## [Problem statement]
Pull every line with the word "اضافة" out of the entries below.

## [Available records]

--

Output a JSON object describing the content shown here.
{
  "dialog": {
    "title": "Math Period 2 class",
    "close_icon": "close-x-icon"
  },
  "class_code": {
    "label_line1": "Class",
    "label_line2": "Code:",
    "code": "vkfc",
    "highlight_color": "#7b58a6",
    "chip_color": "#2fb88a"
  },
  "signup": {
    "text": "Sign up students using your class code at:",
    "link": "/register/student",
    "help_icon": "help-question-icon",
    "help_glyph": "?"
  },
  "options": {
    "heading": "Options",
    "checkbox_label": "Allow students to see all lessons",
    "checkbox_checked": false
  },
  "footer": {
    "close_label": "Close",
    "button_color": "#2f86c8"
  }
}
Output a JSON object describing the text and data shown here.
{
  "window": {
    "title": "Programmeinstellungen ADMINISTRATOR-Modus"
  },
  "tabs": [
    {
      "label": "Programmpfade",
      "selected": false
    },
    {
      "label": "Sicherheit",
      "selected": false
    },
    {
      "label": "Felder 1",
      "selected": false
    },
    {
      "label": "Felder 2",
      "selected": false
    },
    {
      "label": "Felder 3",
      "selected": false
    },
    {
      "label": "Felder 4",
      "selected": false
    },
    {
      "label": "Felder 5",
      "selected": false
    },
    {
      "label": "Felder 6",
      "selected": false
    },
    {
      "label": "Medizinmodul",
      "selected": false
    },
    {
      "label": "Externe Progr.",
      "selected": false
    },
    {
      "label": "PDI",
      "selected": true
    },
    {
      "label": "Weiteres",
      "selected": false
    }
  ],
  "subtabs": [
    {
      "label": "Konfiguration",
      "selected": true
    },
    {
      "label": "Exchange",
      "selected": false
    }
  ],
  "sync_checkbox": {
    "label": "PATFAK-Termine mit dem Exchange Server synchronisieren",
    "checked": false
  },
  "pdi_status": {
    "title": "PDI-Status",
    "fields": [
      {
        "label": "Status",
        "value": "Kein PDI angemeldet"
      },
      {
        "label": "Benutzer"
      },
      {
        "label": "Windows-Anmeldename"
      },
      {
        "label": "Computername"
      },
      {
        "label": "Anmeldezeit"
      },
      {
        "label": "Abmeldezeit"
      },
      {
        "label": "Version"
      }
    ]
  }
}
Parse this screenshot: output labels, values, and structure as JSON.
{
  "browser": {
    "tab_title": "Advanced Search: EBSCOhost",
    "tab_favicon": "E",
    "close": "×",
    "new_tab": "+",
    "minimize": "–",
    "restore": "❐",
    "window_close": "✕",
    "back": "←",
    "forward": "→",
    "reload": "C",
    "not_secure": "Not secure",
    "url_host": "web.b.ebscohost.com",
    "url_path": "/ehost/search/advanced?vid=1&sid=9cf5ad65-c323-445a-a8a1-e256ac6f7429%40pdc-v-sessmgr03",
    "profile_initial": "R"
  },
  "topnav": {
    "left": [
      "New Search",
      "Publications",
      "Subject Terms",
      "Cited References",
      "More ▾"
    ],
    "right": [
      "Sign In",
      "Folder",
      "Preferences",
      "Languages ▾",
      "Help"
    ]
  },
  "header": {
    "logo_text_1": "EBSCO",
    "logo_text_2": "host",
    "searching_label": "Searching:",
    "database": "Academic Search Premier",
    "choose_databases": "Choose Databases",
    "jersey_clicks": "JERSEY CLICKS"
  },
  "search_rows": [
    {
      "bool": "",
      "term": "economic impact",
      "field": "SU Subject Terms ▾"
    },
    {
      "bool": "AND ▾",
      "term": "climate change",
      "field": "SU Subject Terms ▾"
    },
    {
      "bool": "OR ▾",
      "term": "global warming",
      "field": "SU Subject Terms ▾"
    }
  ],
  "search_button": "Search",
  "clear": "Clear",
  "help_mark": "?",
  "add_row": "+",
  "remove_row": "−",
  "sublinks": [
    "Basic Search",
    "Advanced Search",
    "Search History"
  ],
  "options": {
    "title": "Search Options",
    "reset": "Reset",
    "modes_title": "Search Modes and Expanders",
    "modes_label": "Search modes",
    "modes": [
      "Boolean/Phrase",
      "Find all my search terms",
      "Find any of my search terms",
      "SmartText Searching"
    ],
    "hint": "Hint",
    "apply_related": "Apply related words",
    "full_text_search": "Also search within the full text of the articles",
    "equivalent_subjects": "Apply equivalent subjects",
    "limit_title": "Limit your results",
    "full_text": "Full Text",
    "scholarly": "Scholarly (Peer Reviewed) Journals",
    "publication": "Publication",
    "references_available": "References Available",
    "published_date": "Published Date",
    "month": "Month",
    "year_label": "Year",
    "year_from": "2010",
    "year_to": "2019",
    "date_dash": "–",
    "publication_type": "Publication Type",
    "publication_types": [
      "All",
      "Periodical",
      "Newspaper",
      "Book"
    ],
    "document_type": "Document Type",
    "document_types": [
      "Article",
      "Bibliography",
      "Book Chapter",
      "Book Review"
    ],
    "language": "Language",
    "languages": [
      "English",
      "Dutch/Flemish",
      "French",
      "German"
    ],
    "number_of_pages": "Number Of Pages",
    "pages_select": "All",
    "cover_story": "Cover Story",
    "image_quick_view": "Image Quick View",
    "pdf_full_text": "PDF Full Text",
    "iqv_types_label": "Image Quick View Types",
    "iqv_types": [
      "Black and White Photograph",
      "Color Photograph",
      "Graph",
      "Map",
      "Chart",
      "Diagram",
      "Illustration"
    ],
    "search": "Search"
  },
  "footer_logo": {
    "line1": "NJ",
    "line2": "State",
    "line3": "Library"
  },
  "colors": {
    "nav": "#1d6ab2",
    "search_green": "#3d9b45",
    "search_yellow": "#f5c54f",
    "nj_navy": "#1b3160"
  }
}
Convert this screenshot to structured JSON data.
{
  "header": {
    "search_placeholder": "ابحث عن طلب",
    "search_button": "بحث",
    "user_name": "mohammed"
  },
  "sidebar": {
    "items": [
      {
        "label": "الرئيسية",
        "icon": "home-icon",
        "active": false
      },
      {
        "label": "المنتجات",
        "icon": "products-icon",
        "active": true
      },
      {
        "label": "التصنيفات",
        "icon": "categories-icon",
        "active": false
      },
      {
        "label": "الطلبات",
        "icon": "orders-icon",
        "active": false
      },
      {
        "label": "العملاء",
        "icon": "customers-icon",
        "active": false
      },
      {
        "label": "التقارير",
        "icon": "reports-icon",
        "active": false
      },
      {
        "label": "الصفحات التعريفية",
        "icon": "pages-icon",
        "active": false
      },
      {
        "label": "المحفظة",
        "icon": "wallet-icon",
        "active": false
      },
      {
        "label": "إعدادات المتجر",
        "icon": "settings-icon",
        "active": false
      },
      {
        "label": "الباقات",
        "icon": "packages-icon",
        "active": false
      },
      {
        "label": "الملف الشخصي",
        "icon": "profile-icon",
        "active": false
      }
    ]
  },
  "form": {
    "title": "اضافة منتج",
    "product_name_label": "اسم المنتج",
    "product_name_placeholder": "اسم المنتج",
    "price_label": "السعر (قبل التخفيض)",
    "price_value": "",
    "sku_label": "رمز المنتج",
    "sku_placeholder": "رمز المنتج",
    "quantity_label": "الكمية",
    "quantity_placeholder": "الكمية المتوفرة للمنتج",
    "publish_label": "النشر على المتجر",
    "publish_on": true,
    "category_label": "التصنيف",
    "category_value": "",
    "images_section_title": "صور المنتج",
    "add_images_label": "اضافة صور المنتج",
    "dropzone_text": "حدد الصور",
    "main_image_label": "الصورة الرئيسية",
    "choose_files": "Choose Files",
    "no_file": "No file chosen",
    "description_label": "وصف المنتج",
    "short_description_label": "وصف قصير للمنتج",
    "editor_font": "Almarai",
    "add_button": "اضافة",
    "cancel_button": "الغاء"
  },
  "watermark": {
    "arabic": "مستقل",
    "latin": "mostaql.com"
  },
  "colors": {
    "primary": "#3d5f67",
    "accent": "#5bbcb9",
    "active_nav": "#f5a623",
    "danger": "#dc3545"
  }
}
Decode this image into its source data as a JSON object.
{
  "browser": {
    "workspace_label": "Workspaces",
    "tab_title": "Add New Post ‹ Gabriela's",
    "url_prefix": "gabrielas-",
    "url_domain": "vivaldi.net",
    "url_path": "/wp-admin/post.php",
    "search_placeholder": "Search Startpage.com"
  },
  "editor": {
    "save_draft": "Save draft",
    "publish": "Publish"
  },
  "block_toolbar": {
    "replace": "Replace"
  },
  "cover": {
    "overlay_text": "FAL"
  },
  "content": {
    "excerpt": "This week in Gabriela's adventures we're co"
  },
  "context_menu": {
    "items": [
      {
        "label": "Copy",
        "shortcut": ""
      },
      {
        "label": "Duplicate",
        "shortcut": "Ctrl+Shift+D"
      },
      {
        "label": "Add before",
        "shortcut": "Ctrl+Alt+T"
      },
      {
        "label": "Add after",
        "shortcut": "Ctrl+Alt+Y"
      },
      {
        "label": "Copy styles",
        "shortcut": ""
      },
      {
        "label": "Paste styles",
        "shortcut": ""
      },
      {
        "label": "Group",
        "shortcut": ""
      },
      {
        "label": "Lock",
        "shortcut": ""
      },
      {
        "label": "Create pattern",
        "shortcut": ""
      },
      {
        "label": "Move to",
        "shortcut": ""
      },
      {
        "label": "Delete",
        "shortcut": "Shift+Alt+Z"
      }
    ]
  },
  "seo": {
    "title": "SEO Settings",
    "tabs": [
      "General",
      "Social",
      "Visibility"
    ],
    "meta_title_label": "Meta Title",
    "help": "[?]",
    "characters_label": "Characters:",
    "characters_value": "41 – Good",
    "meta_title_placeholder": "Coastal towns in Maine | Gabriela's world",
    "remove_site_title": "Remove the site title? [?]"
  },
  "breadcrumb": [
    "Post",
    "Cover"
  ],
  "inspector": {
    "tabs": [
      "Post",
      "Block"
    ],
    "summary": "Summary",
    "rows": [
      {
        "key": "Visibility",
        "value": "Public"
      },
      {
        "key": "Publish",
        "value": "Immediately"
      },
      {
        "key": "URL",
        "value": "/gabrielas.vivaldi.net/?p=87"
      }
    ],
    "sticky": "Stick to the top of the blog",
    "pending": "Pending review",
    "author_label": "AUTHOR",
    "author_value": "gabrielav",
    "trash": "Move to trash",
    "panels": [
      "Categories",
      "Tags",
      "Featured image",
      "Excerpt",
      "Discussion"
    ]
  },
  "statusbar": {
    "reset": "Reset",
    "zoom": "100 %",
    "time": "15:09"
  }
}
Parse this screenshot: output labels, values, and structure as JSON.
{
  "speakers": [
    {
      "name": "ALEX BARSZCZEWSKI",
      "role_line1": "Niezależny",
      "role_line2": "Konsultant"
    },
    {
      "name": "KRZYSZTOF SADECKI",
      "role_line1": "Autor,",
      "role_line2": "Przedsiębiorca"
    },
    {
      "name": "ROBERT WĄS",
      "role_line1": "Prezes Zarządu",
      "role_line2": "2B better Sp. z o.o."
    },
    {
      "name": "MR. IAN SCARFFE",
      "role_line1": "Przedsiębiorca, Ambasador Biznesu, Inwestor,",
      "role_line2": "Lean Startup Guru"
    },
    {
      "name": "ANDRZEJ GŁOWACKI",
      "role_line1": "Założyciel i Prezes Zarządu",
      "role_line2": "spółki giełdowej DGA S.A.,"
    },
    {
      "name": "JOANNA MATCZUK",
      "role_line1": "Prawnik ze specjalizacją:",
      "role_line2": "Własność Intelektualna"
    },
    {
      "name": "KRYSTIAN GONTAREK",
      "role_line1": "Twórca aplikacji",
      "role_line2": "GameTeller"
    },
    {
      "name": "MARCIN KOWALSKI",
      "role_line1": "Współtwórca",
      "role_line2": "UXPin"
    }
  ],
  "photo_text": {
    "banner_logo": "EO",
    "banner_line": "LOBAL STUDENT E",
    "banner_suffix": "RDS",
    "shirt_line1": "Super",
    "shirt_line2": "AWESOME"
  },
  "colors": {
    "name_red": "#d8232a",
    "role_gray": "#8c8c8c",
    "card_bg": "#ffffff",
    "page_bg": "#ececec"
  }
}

--

## [Task answer]
    "title": "اضافة منتج",
    "add_images_label": "اضافة صور المنتج",
    "add_button": "اضافة",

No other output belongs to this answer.